▸ **WHAT IS BEING ASKED**: Exactly and only the lines from the line holding "What data populates" to the end of the records should be reproduced. Leave pictures out.

Dataset items:

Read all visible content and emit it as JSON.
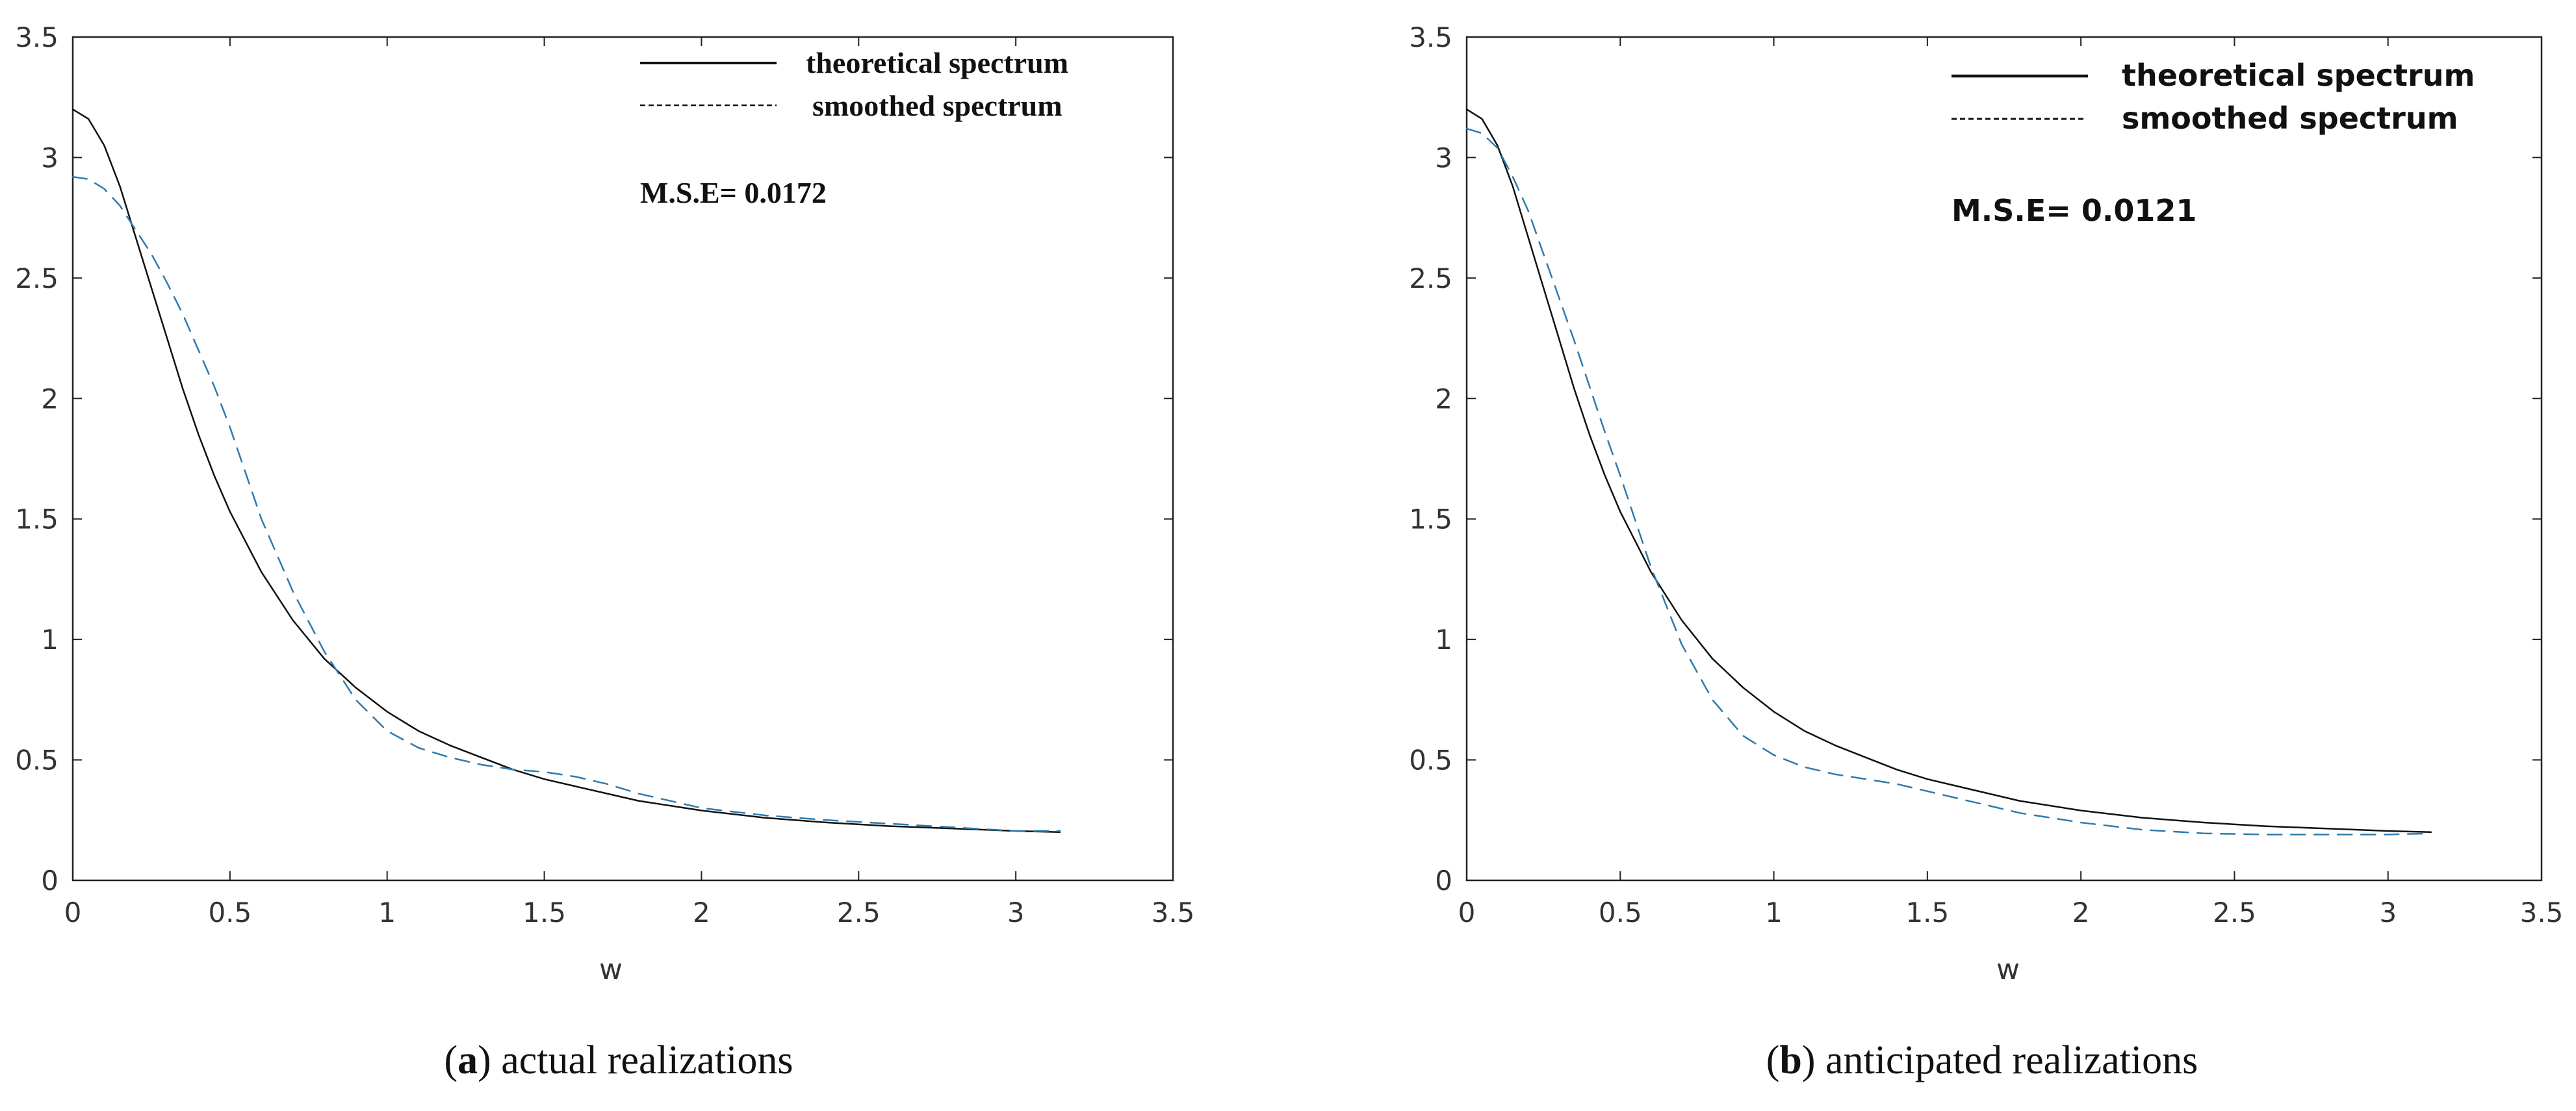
{
  "chart_data": [
    {
      "type": "line",
      "panel_letter": "a",
      "caption": "actual realizations",
      "xlabel": "w",
      "ylabel": "",
      "xlim": [
        0,
        3.5
      ],
      "ylim": [
        0,
        3.5
      ],
      "xticks": [
        "0",
        "0.5",
        "1",
        "1.5",
        "2",
        "2.5",
        "3",
        "3.5"
      ],
      "yticks": [
        "0",
        "0.5",
        "1",
        "1.5",
        "2",
        "2.5",
        "3",
        "3.5"
      ],
      "legend": {
        "position": "top-right",
        "entries": [
          "theoretical spectrum",
          "smoothed spectrum"
        ]
      },
      "annotation": "M.S.E= 0.0172",
      "series": [
        {
          "name": "theoretical spectrum",
          "style": "solid",
          "color": "#111111",
          "x": [
            0,
            0.05,
            0.1,
            0.15,
            0.2,
            0.25,
            0.3,
            0.35,
            0.4,
            0.45,
            0.5,
            0.6,
            0.7,
            0.8,
            0.9,
            1.0,
            1.1,
            1.2,
            1.3,
            1.4,
            1.5,
            1.6,
            1.7,
            1.8,
            2.0,
            2.2,
            2.4,
            2.6,
            2.8,
            3.0,
            3.14
          ],
          "values": [
            3.2,
            3.16,
            3.05,
            2.88,
            2.67,
            2.46,
            2.25,
            2.04,
            1.85,
            1.68,
            1.53,
            1.28,
            1.08,
            0.92,
            0.8,
            0.7,
            0.62,
            0.56,
            0.51,
            0.46,
            0.42,
            0.39,
            0.36,
            0.33,
            0.29,
            0.26,
            0.24,
            0.225,
            0.215,
            0.205,
            0.2
          ]
        },
        {
          "name": "smoothed spectrum",
          "style": "dashed",
          "color": "#2e7bab",
          "x": [
            0,
            0.05,
            0.1,
            0.15,
            0.2,
            0.25,
            0.3,
            0.35,
            0.4,
            0.45,
            0.5,
            0.6,
            0.7,
            0.8,
            0.9,
            1.0,
            1.1,
            1.2,
            1.3,
            1.4,
            1.5,
            1.6,
            1.7,
            1.8,
            2.0,
            2.2,
            2.4,
            2.6,
            2.8,
            3.0,
            3.14
          ],
          "values": [
            2.92,
            2.91,
            2.87,
            2.8,
            2.7,
            2.6,
            2.48,
            2.35,
            2.2,
            2.05,
            1.88,
            1.5,
            1.2,
            0.95,
            0.75,
            0.62,
            0.55,
            0.51,
            0.48,
            0.46,
            0.45,
            0.43,
            0.4,
            0.36,
            0.3,
            0.27,
            0.25,
            0.235,
            0.22,
            0.205,
            0.205
          ]
        }
      ]
    },
    {
      "type": "line",
      "panel_letter": "b",
      "caption": "anticipated realizations",
      "xlabel": "w",
      "ylabel": "",
      "xlim": [
        0,
        3.5
      ],
      "ylim": [
        0,
        3.5
      ],
      "xticks": [
        "0",
        "0.5",
        "1",
        "1.5",
        "2",
        "2.5",
        "3",
        "3.5"
      ],
      "yticks": [
        "0",
        "0.5",
        "1",
        "1.5",
        "2",
        "2.5",
        "3",
        "3.5"
      ],
      "legend": {
        "position": "top-right",
        "entries": [
          "theoretical spectrum",
          "smoothed spectrum"
        ]
      },
      "annotation": "M.S.E= 0.0121",
      "series": [
        {
          "name": "theoretical spectrum",
          "style": "solid",
          "color": "#111111",
          "x": [
            0,
            0.05,
            0.1,
            0.15,
            0.2,
            0.25,
            0.3,
            0.35,
            0.4,
            0.45,
            0.5,
            0.6,
            0.7,
            0.8,
            0.9,
            1.0,
            1.1,
            1.2,
            1.3,
            1.4,
            1.5,
            1.6,
            1.7,
            1.8,
            2.0,
            2.2,
            2.4,
            2.6,
            2.8,
            3.0,
            3.14
          ],
          "values": [
            3.2,
            3.16,
            3.05,
            2.88,
            2.67,
            2.46,
            2.25,
            2.04,
            1.85,
            1.68,
            1.53,
            1.28,
            1.08,
            0.92,
            0.8,
            0.7,
            0.62,
            0.56,
            0.51,
            0.46,
            0.42,
            0.39,
            0.36,
            0.33,
            0.29,
            0.26,
            0.24,
            0.225,
            0.215,
            0.205,
            0.2
          ]
        },
        {
          "name": "smoothed spectrum",
          "style": "dashed",
          "color": "#2e7bab",
          "x": [
            0,
            0.05,
            0.1,
            0.15,
            0.2,
            0.25,
            0.3,
            0.35,
            0.4,
            0.45,
            0.5,
            0.6,
            0.7,
            0.8,
            0.9,
            1.0,
            1.1,
            1.2,
            1.3,
            1.4,
            1.5,
            1.6,
            1.7,
            1.8,
            2.0,
            2.2,
            2.4,
            2.6,
            2.8,
            3.0,
            3.14
          ],
          "values": [
            3.12,
            3.1,
            3.04,
            2.92,
            2.78,
            2.6,
            2.42,
            2.24,
            2.05,
            1.86,
            1.68,
            1.3,
            0.98,
            0.75,
            0.6,
            0.52,
            0.47,
            0.44,
            0.42,
            0.4,
            0.37,
            0.34,
            0.31,
            0.28,
            0.24,
            0.21,
            0.195,
            0.19,
            0.19,
            0.19,
            0.195
          ]
        }
      ]
    }
  ]
}
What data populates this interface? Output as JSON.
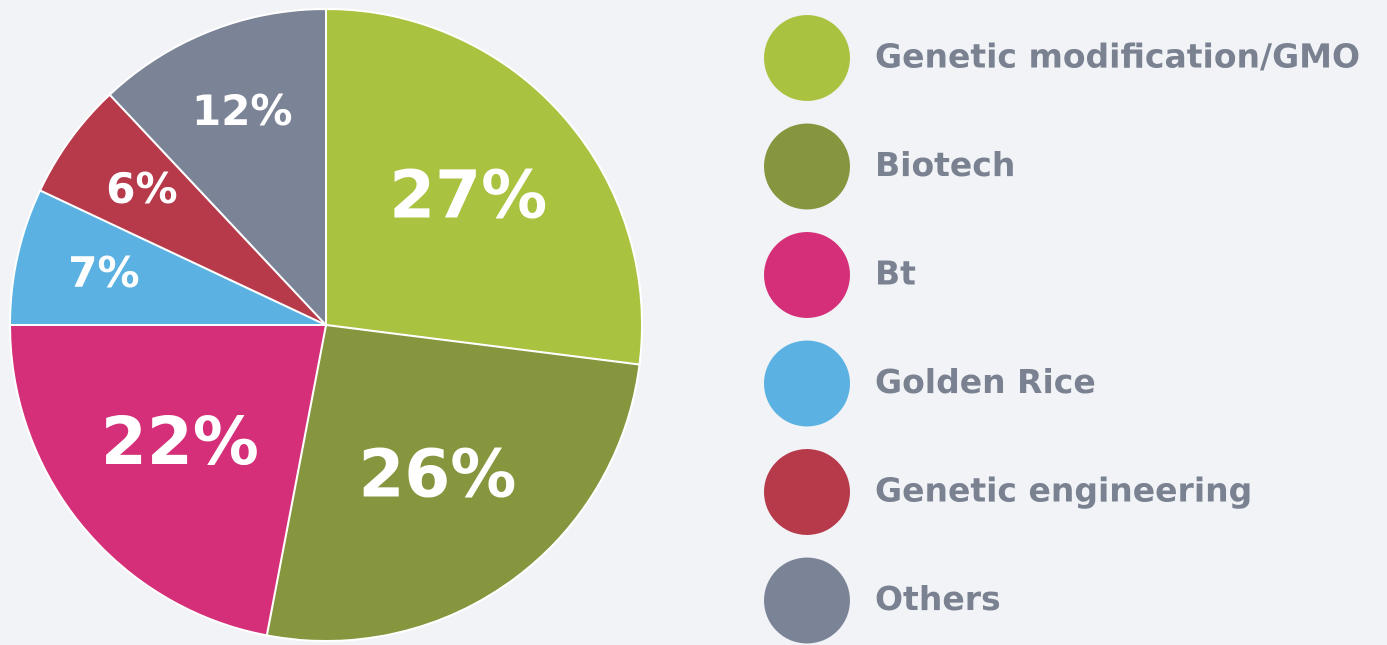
{
  "chart_data": {
    "type": "pie",
    "categories": [
      "Genetic modification/GMO",
      "Biotech",
      "Bt",
      "Golden Rice",
      "Genetic engineering",
      "Others"
    ],
    "values": [
      27,
      26,
      22,
      7,
      6,
      12
    ],
    "value_labels": [
      "27%",
      "26%",
      "22%",
      "7%",
      "6%",
      "12%"
    ],
    "colors": [
      "#a9c23f",
      "#85963e",
      "#d42f78",
      "#5bb2e2",
      "#b73a4b",
      "#7b8497"
    ],
    "legend": "right"
  }
}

▸ **TASK OUTPUT**:
What data populates this interface? Output as JSON.
{
  "chart_data": {
    "type": "pie",
    "categories": [
      "Genetic modification/GMO",
      "Biotech",
      "Bt",
      "Golden Rice",
      "Genetic engineering",
      "Others"
    ],
    "values": [
      27,
      26,
      22,
      7,
      6,
      12
    ],
    "value_labels": [
      "27%",
      "26%",
      "22%",
      "7%",
      "6%",
      "12%"
    ],
    "colors": [
      "#a9c23f",
      "#85963e",
      "#d42f78",
      "#5bb2e2",
      "#b73a4b",
      "#7b8497"
    ],
    "legend": "right"
  }
}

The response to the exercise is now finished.